** START THE DATA **

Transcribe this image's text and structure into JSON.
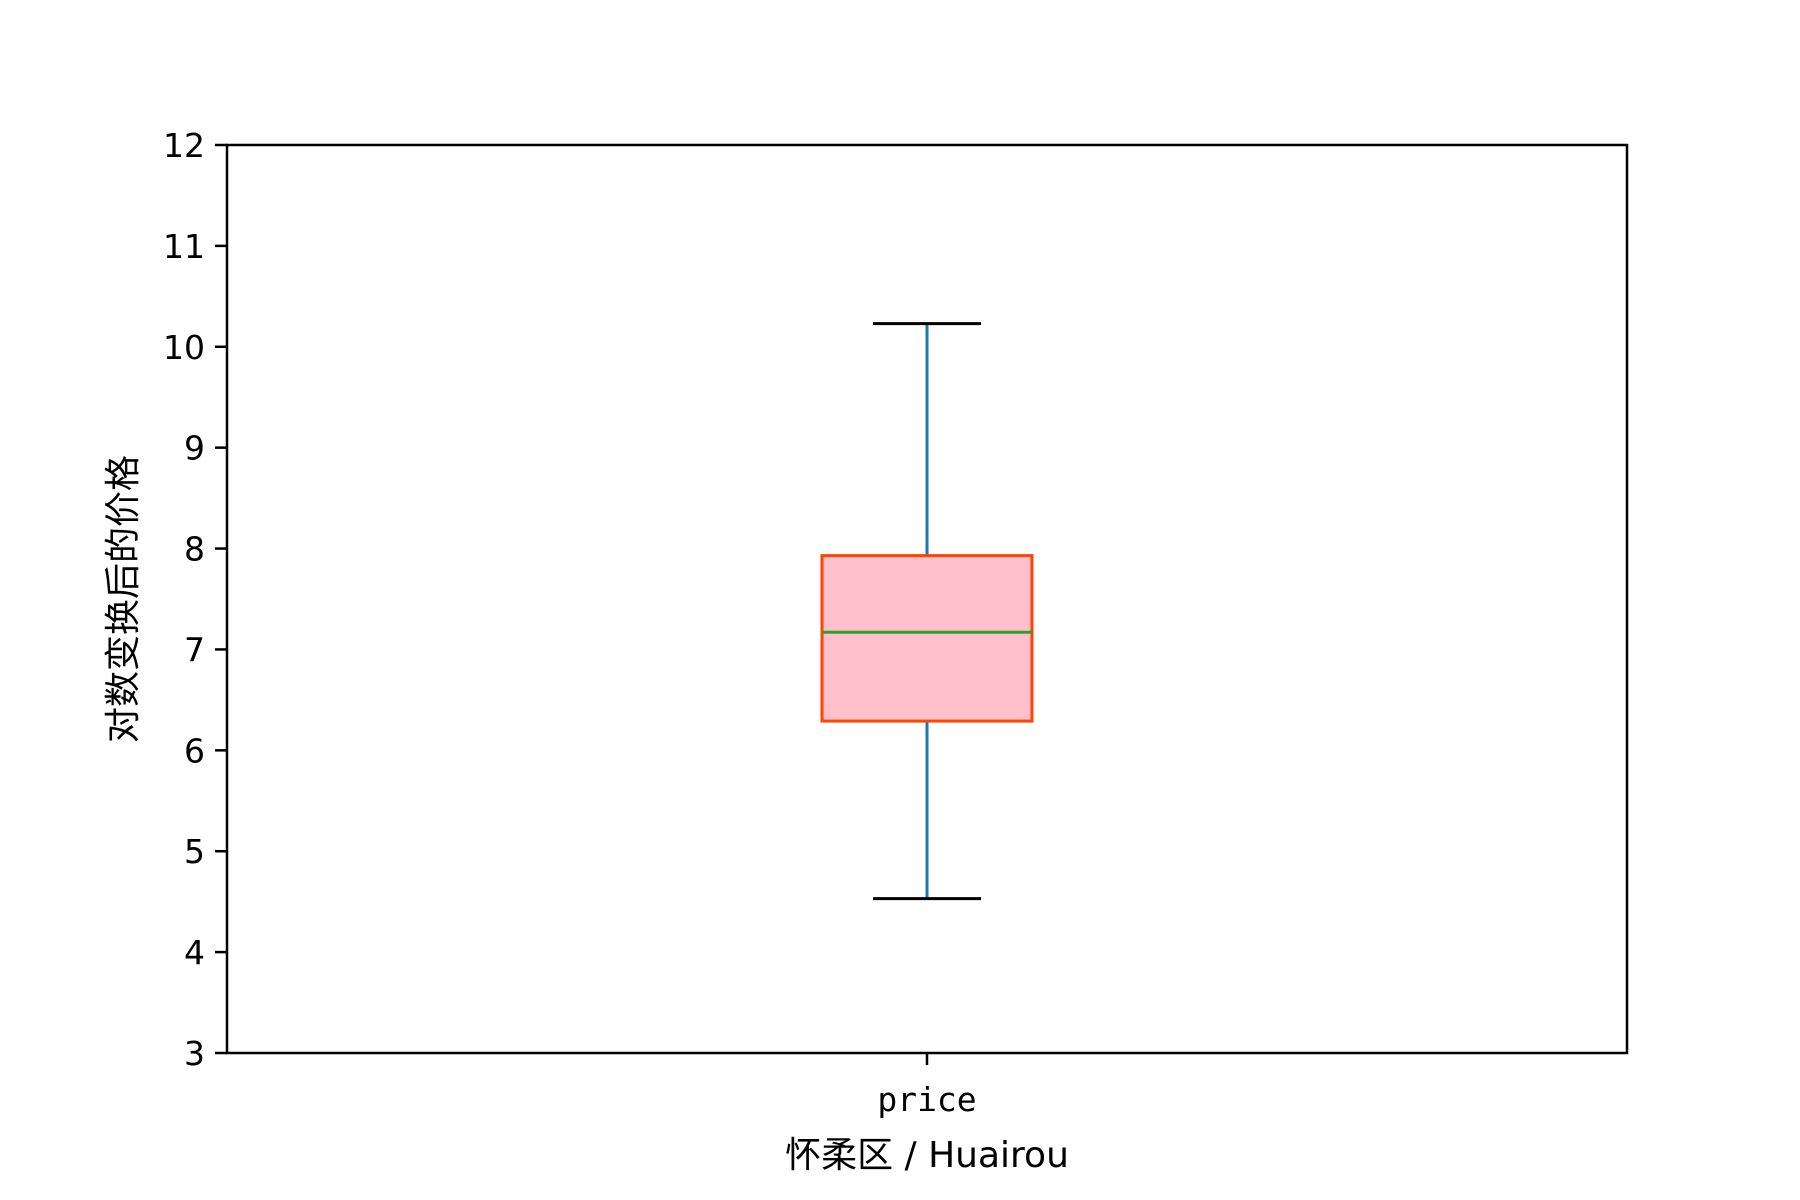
{
  "chart_data": {
    "type": "box",
    "xlabel": "怀柔区 / Huairou",
    "ylabel": "对数变换后的价格",
    "ylim": [
      3,
      12
    ],
    "yticks": [
      3,
      4,
      5,
      6,
      7,
      8,
      9,
      10,
      11,
      12
    ],
    "grid": false,
    "categories": [
      "price"
    ],
    "boxes": [
      {
        "label": "price",
        "whisker_low": 4.53,
        "q1": 6.29,
        "median": 7.17,
        "q3": 7.93,
        "whisker_high": 10.23
      }
    ],
    "colors": {
      "box_fill": "#FFC0CB",
      "box_edge": "#FF4500",
      "median": "#2CA02C",
      "whisker": "#1F77B4",
      "cap": "#000000",
      "axes": "#000000"
    }
  }
}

** END THE DATA **

## WHAT YOU HAVE TO DO
Quote every entry exactly, with the pictures omitted.

## EXERCISE SOLUTION
Transcribe this image's text and structure into JSON.
{
  "chart_data": {
    "type": "box",
    "xlabel": "怀柔区 / Huairou",
    "ylabel": "对数变换后的价格",
    "ylim": [
      3,
      12
    ],
    "yticks": [
      3,
      4,
      5,
      6,
      7,
      8,
      9,
      10,
      11,
      12
    ],
    "grid": false,
    "categories": [
      "price"
    ],
    "boxes": [
      {
        "label": "price",
        "whisker_low": 4.53,
        "q1": 6.29,
        "median": 7.17,
        "q3": 7.93,
        "whisker_high": 10.23
      }
    ],
    "colors": {
      "box_fill": "#FFC0CB",
      "box_edge": "#FF4500",
      "median": "#2CA02C",
      "whisker": "#1F77B4",
      "cap": "#000000",
      "axes": "#000000"
    }
  }
}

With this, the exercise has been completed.